• Exercise text:
BEGIN

Image 7500 (2019) (Prime)

With one exception so far (Snowden), I've never found Gordon-Levitt's nonverbal acting interesting. He's kinda like DiCaprio that way: three stock emotions, practiced in the mirror, but anything more subtle has to be carried in the meaning (or the loudness) of the words; so they both tend to play characters always explaining things out loud. Inception was weird because someone decided there needed to be two such leading roles in the same movie. The director in 7500 splits the difference: a lot of the story is nonverbal, so Gordon-Levitt has to do a lot of that thar physical acting; on the other hand, the verbal parts are disciplined, and it looks like the director (Patrick Vollrath) is restraining Gordon-Levitt's instincts to lean on the usual surface tricks. When the dialogue seems improvised (often), it's dictated by whatever panicked motion is happening at that moment, and it's very trim. It looks like G-L (cheers, Raffi) is, even then, very "disciplined". When I was first typing this paragraph a few days ago, I was imagining the director's deliberate hand in it... but now I think it was a conscious choice by the actor, and something that bled over from Snowden, which was his previous 'real' movie role.

END

(Records excerpted from a collection)

BEGIN

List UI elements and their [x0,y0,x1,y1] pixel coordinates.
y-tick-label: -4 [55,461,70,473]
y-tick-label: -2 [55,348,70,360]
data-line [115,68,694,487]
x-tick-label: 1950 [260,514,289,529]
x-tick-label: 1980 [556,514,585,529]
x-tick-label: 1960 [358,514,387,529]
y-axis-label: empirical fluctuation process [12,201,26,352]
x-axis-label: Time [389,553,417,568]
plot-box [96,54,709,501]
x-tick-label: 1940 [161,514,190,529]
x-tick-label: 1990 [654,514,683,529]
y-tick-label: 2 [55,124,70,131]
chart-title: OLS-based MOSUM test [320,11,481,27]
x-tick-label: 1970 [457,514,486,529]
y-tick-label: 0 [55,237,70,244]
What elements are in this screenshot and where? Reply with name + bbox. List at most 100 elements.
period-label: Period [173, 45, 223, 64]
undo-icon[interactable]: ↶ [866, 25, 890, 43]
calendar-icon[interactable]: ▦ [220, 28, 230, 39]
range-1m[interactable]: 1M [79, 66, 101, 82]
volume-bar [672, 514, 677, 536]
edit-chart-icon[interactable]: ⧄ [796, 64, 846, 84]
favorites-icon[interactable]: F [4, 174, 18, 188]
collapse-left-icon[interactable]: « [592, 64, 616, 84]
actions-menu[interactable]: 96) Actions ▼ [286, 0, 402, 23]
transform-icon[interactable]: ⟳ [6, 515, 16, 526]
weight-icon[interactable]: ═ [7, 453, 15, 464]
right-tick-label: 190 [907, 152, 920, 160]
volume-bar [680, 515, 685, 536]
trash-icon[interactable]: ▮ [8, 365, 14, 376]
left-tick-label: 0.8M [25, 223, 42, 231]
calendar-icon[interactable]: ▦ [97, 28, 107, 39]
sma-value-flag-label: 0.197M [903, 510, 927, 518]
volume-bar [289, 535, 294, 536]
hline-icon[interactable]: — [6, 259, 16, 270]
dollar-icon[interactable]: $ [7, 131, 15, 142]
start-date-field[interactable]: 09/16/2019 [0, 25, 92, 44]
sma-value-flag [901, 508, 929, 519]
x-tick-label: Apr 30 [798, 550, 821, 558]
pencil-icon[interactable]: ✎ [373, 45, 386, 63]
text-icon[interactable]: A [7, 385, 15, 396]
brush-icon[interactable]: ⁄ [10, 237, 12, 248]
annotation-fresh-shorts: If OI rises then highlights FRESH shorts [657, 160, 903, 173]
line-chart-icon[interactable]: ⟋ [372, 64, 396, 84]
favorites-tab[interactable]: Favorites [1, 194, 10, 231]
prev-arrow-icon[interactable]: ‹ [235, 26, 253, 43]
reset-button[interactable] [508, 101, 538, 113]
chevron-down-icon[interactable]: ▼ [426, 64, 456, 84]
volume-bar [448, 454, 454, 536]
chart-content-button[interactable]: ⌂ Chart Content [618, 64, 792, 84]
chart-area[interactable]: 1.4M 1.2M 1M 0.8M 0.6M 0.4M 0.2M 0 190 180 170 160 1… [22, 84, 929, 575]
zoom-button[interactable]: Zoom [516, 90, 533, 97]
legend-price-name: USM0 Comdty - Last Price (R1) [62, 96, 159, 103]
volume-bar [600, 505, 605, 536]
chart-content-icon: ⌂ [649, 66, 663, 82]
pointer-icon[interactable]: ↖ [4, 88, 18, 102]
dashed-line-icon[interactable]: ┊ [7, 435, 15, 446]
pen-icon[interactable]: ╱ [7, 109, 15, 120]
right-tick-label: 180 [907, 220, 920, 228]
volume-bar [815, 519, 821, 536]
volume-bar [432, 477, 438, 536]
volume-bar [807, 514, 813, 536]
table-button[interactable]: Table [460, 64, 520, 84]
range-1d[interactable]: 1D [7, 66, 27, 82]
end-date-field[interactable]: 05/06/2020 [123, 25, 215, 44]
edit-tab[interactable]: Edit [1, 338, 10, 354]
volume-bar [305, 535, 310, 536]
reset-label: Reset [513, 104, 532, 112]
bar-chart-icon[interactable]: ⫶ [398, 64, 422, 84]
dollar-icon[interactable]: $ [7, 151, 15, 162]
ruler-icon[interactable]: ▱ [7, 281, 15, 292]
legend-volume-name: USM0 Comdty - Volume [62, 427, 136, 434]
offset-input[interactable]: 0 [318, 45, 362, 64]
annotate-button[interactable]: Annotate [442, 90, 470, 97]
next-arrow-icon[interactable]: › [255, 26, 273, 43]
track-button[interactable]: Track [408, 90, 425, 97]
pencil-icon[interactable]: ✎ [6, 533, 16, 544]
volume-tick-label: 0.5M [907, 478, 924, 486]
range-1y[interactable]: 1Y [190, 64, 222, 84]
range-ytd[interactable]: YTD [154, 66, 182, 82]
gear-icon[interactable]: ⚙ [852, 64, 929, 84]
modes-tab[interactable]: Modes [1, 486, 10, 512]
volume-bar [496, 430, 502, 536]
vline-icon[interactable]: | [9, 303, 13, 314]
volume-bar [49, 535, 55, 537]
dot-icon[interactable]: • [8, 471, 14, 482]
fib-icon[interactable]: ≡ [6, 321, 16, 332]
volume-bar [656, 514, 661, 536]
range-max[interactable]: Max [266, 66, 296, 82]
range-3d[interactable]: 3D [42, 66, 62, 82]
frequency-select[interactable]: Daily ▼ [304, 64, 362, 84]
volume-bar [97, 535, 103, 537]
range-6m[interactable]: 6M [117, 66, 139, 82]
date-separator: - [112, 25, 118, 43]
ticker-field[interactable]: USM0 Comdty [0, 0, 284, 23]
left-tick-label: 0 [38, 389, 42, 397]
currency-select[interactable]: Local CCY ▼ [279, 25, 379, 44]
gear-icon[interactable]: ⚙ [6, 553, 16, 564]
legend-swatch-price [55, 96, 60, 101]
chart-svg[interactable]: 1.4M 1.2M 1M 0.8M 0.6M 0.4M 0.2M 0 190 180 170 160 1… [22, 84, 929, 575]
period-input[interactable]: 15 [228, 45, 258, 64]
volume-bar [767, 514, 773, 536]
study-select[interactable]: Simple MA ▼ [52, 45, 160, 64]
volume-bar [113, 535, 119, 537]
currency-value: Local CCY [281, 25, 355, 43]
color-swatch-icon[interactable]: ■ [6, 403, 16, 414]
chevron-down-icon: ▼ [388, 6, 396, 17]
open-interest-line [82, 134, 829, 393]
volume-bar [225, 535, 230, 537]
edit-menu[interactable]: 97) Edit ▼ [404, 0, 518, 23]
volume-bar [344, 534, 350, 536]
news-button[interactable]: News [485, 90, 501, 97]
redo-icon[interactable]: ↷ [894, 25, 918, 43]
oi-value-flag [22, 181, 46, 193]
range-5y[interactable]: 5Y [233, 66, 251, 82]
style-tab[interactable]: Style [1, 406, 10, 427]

END

• Exercises:
1. Decide whether each statement agrees with the review of 7500, answering yes or no and quoting the words from the review that settle it: (a) The reviewer has always found Gordon-Levitt's nonverbal acting interesting. (b) The director of 7500 is Patrick Vollrath. (c) Snowden was Gordon-Levitt's previous "real" movie role.
2. Please extend the review of 7500 with a paragraph that picks up after its final sentence.
You can do the work without the items.

• Replies:
1.
(a) No: "With one exception so far (Snowden), I've never found Gordon-Levitt's nonverbal acting interesting."
(b) Yes: "the director (Patrick Vollrath)"
(c) Yes: "Snowden, which was his previous 'real' movie role"

2.
(Wtf is THIS. <-- This looks amazing!) Anyway, go watch Snowden, it's very good, and he's very good in it.

Scattered plot stuff, from my notes app & from memory (I've excised items that happen outside of the plane):
1) Promptly informing the cabin that he plans to land at a different destination in 30 mins (mentioned previously) happens only to trigger other events, and isn't how a pilot is likely to behave in that specific circumstance. Unfortunately, if it jumped out at you this early on, then almost every bad thing that subsequently happens is grueling for the wrong reasons. A pilot feeling suicidal afterwards just for that one action would make a lot of sense to me.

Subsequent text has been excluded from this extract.